→ SUPPLIED RECORDS
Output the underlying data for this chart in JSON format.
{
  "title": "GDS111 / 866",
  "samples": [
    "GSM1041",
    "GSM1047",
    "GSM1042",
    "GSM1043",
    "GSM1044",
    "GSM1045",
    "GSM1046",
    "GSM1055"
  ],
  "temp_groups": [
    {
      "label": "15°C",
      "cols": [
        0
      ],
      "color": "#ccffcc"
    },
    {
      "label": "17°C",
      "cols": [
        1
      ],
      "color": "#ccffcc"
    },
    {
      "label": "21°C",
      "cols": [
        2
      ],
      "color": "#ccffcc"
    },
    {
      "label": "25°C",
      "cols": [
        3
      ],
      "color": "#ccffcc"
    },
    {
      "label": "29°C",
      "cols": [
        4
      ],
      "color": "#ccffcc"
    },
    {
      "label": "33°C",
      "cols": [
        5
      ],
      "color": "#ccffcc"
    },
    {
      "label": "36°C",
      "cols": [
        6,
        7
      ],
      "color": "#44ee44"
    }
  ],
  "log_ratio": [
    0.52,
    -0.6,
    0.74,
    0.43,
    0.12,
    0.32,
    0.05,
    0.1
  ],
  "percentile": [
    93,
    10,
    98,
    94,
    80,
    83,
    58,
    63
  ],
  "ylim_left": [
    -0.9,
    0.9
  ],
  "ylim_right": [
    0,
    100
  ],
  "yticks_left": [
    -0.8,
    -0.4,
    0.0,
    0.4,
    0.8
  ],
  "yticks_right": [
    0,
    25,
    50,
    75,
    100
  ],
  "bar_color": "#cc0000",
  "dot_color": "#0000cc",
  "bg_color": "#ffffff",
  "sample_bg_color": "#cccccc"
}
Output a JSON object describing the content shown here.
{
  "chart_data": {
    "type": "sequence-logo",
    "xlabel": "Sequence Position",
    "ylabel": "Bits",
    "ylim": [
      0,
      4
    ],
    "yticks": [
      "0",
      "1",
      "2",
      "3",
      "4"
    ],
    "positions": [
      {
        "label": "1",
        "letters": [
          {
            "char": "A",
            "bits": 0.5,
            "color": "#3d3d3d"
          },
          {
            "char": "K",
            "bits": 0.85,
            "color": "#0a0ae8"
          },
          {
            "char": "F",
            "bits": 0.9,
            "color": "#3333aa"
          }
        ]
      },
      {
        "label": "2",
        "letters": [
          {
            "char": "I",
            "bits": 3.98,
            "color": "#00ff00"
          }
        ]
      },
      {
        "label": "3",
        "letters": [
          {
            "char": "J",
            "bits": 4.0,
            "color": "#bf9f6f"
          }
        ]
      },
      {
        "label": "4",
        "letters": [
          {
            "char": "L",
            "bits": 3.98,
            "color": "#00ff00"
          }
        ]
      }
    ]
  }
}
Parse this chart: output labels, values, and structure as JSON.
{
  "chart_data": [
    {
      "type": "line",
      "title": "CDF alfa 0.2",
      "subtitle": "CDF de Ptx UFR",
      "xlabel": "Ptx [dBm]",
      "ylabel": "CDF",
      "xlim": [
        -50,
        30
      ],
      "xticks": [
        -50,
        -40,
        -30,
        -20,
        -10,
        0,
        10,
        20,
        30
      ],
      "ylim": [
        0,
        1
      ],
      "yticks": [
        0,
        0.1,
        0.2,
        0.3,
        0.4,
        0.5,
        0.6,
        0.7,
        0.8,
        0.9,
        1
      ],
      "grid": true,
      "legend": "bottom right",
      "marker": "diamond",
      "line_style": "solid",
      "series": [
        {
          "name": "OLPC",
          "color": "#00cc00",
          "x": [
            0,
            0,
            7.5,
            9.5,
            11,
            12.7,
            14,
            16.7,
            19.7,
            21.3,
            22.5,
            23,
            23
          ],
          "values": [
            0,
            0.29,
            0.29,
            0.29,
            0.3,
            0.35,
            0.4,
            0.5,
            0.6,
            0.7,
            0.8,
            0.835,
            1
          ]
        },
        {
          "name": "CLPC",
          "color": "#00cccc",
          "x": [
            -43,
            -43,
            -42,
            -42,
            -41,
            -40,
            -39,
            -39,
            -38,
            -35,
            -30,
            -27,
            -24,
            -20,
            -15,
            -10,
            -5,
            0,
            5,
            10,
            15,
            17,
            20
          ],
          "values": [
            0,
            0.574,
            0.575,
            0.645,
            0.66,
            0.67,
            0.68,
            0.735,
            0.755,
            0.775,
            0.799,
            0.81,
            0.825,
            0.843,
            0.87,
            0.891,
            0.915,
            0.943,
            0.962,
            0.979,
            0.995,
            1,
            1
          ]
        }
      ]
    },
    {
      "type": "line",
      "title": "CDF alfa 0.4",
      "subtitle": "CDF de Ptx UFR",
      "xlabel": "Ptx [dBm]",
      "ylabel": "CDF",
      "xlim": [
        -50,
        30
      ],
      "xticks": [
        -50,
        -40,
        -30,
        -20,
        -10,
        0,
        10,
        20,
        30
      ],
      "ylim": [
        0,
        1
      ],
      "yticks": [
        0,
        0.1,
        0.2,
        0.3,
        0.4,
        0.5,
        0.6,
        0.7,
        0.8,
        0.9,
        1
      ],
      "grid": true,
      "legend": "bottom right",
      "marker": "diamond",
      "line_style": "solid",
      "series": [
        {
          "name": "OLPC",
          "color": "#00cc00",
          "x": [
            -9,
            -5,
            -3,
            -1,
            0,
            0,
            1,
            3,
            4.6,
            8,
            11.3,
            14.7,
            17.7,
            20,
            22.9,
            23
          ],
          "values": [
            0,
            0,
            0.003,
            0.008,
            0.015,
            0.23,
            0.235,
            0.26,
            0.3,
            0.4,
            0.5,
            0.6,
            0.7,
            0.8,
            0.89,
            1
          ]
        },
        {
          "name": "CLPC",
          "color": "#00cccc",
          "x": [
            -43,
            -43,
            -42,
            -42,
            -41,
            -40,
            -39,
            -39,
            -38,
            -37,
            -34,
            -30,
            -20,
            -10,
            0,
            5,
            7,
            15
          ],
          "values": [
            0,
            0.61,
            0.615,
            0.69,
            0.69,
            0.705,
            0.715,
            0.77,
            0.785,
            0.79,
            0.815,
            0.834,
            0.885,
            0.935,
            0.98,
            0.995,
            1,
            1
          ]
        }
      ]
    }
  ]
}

→ TASK OBJECTIVE
Restate every record exactly, leaving nothing out.

→ ANSWER TO THIS PROBLEM
Output the underlying data for this chart in JSON format.
{
  "title": "GDS111 / 866",
  "samples": [
    "GSM1041",
    "GSM1047",
    "GSM1042",
    "GSM1043",
    "GSM1044",
    "GSM1045",
    "GSM1046",
    "GSM1055"
  ],
  "temp_groups": [
    {
      "label": "15°C",
      "cols": [
        0
      ],
      "color": "#ccffcc"
    },
    {
      "label": "17°C",
      "cols": [
        1
      ],
      "color": "#ccffcc"
    },
    {
      "label": "21°C",
      "cols": [
        2
      ],
      "color": "#ccffcc"
    },
    {
      "label": "25°C",
      "cols": [
        3
      ],
      "color": "#ccffcc"
    },
    {
      "label": "29°C",
      "cols": [
        4
      ],
      "color": "#ccffcc"
    },
    {
      "label": "33°C",
      "cols": [
        5
      ],
      "color": "#ccffcc"
    },
    {
      "label": "36°C",
      "cols": [
        6,
        7
      ],
      "color": "#44ee44"
    }
  ],
  "log_ratio": [
    0.52,
    -0.6,
    0.74,
    0.43,
    0.12,
    0.32,
    0.05,
    0.1
  ],
  "percentile": [
    93,
    10,
    98,
    94,
    80,
    83,
    58,
    63
  ],
  "ylim_left": [
    -0.9,
    0.9
  ],
  "ylim_right": [
    0,
    100
  ],
  "yticks_left": [
    -0.8,
    -0.4,
    0.0,
    0.4,
    0.8
  ],
  "yticks_right": [
    0,
    25,
    50,
    75,
    100
  ],
  "bar_color": "#cc0000",
  "dot_color": "#0000cc",
  "bg_color": "#ffffff",
  "sample_bg_color": "#cccccc"
}
Output a JSON object describing the content shown here.
{
  "chart_data": {
    "type": "sequence-logo",
    "xlabel": "Sequence Position",
    "ylabel": "Bits",
    "ylim": [
      0,
      4
    ],
    "yticks": [
      "0",
      "1",
      "2",
      "3",
      "4"
    ],
    "positions": [
      {
        "label": "1",
        "letters": [
          {
            "char": "A",
            "bits": 0.5,
            "color": "#3d3d3d"
          },
          {
            "char": "K",
            "bits": 0.85,
            "color": "#0a0ae8"
          },
          {
            "char": "F",
            "bits": 0.9,
            "color": "#3333aa"
          }
        ]
      },
      {
        "label": "2",
        "letters": [
          {
            "char": "I",
            "bits": 3.98,
            "color": "#00ff00"
          }
        ]
      },
      {
        "label": "3",
        "letters": [
          {
            "char": "J",
            "bits": 4.0,
            "color": "#bf9f6f"
          }
        ]
      },
      {
        "label": "4",
        "letters": [
          {
            "char": "L",
            "bits": 3.98,
            "color": "#00ff00"
          }
        ]
      }
    ]
  }
}
Parse this chart: output labels, values, and structure as JSON.
{
  "chart_data": [
    {
      "type": "line",
      "title": "CDF alfa 0.2",
      "subtitle": "CDF de Ptx UFR",
      "xlabel": "Ptx [dBm]",
      "ylabel": "CDF",
      "xlim": [
        -50,
        30
      ],
      "xticks": [
        -50,
        -40,
        -30,
        -20,
        -10,
        0,
        10,
        20,
        30
      ],
      "ylim": [
        0,
        1
      ],
      "yticks": [
        0,
        0.1,
        0.2,
        0.3,
        0.4,
        0.5,
        0.6,
        0.7,
        0.8,
        0.9,
        1
      ],
      "grid": true,
      "legend": "bottom right",
      "marker": "diamond",
      "line_style": "solid",
      "series": [
        {
          "name": "OLPC",
          "color": "#00cc00",
          "x": [
            0,
            0,
            7.5,
            9.5,
            11,
            12.7,
            14,
            16.7,
            19.7,
            21.3,
            22.5,
            23,
            23
          ],
          "values": [
            0,
            0.29,
            0.29,
            0.29,
            0.3,
            0.35,
            0.4,
            0.5,
            0.6,
            0.7,
            0.8,
            0.835,
            1
          ]
        },
        {
          "name": "CLPC",
          "color": "#00cccc",
          "x": [
            -43,
            -43,
            -42,
            -42,
            -41,
            -40,
            -39,
            -39,
            -38,
            -35,
            -30,
            -27,
            -24,
            -20,
            -15,
            -10,
            -5,
            0,
            5,
            10,
            15,
            17,
            20
          ],
          "values": [
            0,
            0.574,
            0.575,
            0.645,
            0.66,
            0.67,
            0.68,
            0.735,
            0.755,
            0.775,
            0.799,
            0.81,
            0.825,
            0.843,
            0.87,
            0.891,
            0.915,
            0.943,
            0.962,
            0.979,
            0.995,
            1,
            1
          ]
        }
      ]
    },
    {
      "type": "line",
      "title": "CDF alfa 0.4",
      "subtitle": "CDF de Ptx UFR",
      "xlabel": "Ptx [dBm]",
      "ylabel": "CDF",
      "xlim": [
        -50,
        30
      ],
      "xticks": [
        -50,
        -40,
        -30,
        -20,
        -10,
        0,
        10,
        20,
        30
      ],
      "ylim": [
        0,
        1
      ],
      "yticks": [
        0,
        0.1,
        0.2,
        0.3,
        0.4,
        0.5,
        0.6,
        0.7,
        0.8,
        0.9,
        1
      ],
      "grid": true,
      "legend": "bottom right",
      "marker": "diamond",
      "line_style": "solid",
      "series": [
        {
          "name": "OLPC",
          "color": "#00cc00",
          "x": [
            -9,
            -5,
            -3,
            -1,
            0,
            0,
            1,
            3,
            4.6,
            8,
            11.3,
            14.7,
            17.7,
            20,
            22.9,
            23
          ],
          "values": [
            0,
            0,
            0.003,
            0.008,
            0.015,
            0.23,
            0.235,
            0.26,
            0.3,
            0.4,
            0.5,
            0.6,
            0.7,
            0.8,
            0.89,
            1
          ]
        },
        {
          "name": "CLPC",
          "color": "#00cccc",
          "x": [
            -43,
            -43,
            -42,
            -42,
            -41,
            -40,
            -39,
            -39,
            -38,
            -37,
            -34,
            -30,
            -20,
            -10,
            0,
            5,
            7,
            15
          ],
          "values": [
            0,
            0.61,
            0.615,
            0.69,
            0.69,
            0.705,
            0.715,
            0.77,
            0.785,
            0.79,
            0.815,
            0.834,
            0.885,
            0.935,
            0.98,
            0.995,
            1,
            1
          ]
        }
      ]
    }
  ]
}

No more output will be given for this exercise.